What you should do:
Print the excerpted forum thread from "On 31/03/16 10:07, Till" up to and including "of the program.".

Excerpted passage:
******************************
On 31/03/16 10:07, Till Rohrmann wrote:

> Hi Sergio,
>
> could you please provide a complete example (including input data) to
> reproduce your problem. It is hard to tell what's going wrong when one only
> sees a fraction of the program.
>
> Cheers,
> Till
>
> On Tue, Mar 29, 2016 at 5:58 PM, Sergio Ramírez <[hidden email]>
> wrote:
>
>> Hi again,
>>
>> I've not been able to solve the problem with the instruction you gave me.
>> I've tried with static variables (matrices) also unsuccessfully. I've also
>> tried this simpler code:
>>
>>
>> def mapPartition(it: java.lang.Iterable[LabeledVector], out:
>> Collector[((Int, Int), Int)]): Unit = {
>> val index = getRuntimeContext().getIndexOfThisSubtask() //
>> Partition index
>> var ninst = 0
>> for(reg <- it.asScala) {
>> requireByteValues(reg.vector)
******************************
Data shown:
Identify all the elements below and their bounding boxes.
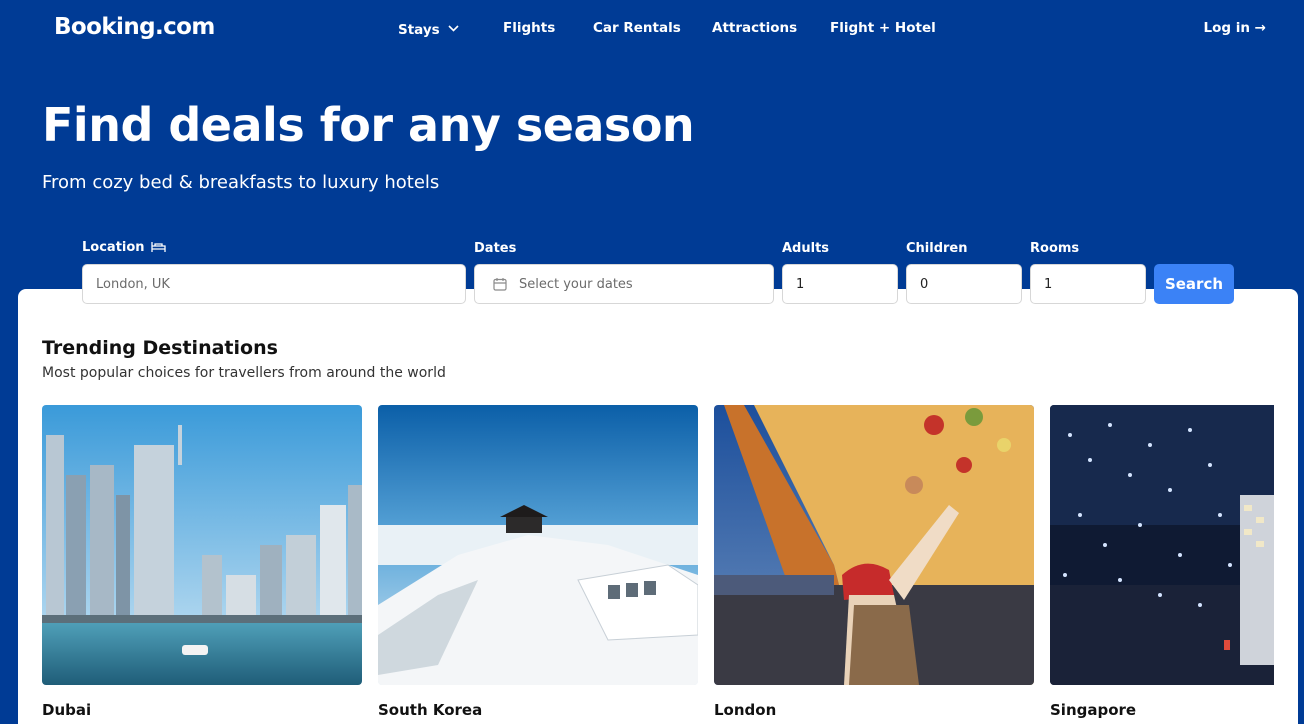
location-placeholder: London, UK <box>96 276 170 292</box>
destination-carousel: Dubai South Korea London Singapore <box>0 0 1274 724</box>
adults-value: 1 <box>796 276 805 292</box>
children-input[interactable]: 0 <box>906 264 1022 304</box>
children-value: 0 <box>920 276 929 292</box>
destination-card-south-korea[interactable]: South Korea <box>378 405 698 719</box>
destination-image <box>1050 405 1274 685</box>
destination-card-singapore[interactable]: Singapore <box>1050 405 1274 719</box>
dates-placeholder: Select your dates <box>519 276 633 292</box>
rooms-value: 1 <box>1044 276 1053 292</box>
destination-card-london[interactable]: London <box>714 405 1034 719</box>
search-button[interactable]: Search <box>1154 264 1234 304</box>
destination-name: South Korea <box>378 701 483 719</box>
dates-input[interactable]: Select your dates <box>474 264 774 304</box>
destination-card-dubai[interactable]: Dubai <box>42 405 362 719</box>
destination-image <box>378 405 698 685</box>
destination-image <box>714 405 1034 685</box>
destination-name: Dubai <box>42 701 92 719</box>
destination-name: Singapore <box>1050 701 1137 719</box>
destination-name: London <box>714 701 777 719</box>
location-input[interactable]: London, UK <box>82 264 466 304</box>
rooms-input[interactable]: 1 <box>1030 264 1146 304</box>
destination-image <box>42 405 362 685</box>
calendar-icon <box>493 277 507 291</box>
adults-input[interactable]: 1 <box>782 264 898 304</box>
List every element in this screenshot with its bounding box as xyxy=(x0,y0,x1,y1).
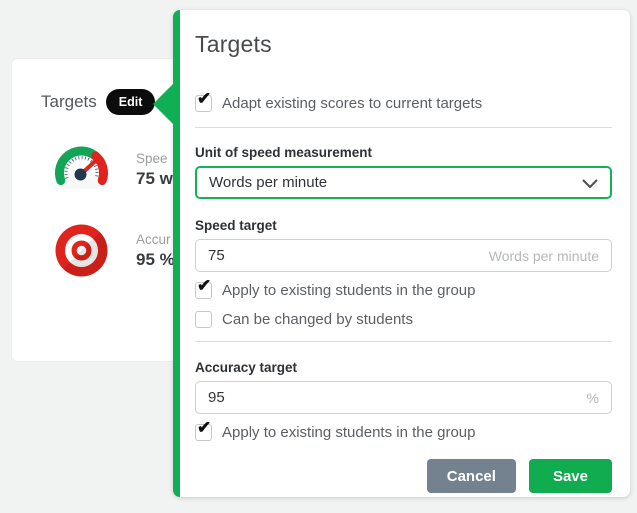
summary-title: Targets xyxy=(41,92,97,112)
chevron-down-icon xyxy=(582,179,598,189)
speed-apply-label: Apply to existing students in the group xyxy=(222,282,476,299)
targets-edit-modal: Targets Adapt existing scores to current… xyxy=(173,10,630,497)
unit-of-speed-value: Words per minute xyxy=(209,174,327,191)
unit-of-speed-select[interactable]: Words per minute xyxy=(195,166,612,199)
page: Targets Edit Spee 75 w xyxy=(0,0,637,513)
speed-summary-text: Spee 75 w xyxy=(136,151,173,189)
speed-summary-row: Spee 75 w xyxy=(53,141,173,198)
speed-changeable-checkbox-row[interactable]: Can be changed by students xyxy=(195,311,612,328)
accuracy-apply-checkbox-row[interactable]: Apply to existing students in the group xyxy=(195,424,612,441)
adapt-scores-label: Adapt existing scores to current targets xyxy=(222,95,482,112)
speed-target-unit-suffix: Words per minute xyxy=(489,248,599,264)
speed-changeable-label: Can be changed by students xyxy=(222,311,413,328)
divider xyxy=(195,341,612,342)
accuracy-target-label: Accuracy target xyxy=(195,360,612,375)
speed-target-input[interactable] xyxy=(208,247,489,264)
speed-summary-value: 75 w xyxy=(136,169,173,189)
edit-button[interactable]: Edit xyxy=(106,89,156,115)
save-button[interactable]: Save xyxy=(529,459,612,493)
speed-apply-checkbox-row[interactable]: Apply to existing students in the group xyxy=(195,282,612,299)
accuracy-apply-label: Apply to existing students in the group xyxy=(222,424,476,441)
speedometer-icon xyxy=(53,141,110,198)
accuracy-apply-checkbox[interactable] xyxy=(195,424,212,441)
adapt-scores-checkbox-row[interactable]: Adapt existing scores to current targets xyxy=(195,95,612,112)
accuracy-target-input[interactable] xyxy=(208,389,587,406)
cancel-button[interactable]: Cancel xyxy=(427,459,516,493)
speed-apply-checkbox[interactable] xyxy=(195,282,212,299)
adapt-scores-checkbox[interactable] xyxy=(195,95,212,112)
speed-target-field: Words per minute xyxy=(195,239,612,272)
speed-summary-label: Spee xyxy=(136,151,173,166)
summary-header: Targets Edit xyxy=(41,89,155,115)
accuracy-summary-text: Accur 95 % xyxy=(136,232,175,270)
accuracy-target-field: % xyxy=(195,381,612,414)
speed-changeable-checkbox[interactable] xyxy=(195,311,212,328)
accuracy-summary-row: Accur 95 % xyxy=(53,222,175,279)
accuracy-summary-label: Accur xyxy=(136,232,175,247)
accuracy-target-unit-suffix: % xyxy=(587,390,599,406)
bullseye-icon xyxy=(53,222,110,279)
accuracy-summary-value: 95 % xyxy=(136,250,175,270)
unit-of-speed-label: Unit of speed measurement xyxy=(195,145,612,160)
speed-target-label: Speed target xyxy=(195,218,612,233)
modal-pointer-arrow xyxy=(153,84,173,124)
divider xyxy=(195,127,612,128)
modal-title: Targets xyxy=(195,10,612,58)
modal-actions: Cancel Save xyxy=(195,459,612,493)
******************************
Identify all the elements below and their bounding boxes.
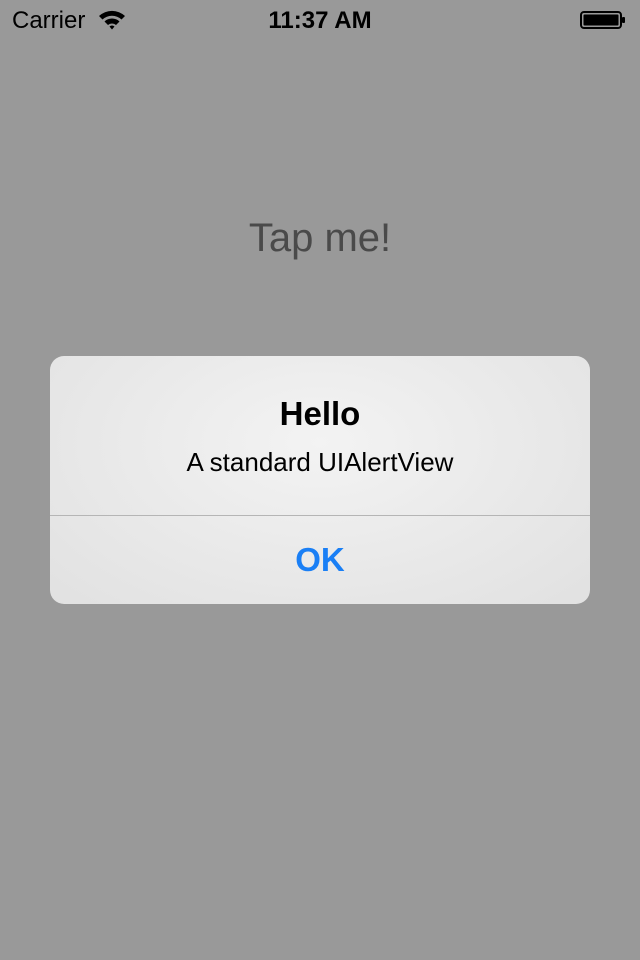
******************************
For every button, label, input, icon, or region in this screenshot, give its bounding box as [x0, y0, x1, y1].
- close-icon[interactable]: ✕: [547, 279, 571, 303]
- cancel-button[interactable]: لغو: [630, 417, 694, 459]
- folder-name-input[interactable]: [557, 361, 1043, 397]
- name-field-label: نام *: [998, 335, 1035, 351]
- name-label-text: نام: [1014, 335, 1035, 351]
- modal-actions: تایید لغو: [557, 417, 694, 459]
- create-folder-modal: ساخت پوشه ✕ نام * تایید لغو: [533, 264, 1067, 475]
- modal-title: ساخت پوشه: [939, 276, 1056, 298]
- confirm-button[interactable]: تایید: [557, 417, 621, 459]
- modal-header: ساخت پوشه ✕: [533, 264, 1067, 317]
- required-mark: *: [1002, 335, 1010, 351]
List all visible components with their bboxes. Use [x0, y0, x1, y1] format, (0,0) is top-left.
******************************
Task output:
On 31/03/16 10:07, Till Rohrmann wrote:

> Hi Sergio,
>
> could you please provide a complete example (including input data) to
> reproduce your problem. It is hard to tell what's going wrong when one only
> sees a fraction of the program.